* To do:
Among the entries that follow, tally the lines with the string "this". Give no more than the number.

* Record list:
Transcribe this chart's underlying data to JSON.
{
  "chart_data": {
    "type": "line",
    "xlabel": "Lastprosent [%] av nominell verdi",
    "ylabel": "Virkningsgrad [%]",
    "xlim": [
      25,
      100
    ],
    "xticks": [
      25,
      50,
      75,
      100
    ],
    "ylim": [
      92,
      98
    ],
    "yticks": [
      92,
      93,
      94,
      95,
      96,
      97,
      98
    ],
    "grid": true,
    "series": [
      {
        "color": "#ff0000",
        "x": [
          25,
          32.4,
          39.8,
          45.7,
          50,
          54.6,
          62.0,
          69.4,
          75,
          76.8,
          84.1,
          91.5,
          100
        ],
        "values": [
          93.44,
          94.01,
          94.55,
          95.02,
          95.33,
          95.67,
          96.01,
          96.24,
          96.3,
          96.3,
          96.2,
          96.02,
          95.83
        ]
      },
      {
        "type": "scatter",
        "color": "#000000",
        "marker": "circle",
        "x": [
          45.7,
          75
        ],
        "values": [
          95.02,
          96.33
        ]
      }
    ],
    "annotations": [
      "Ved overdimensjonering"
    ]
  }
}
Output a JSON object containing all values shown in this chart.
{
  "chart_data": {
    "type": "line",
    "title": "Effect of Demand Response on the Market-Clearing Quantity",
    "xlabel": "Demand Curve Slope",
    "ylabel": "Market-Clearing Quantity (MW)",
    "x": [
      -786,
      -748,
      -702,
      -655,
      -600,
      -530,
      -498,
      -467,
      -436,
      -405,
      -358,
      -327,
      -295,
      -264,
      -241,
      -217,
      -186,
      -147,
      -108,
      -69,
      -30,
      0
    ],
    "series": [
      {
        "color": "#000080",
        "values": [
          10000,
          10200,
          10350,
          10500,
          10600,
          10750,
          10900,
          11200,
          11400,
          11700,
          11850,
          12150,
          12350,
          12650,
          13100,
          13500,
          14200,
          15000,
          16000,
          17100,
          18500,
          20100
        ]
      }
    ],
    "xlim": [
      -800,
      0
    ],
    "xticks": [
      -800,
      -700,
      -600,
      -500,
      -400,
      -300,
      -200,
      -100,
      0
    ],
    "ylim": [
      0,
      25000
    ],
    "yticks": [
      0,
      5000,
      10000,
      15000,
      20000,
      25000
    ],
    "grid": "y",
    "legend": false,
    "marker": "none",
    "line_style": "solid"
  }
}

* Solution:
2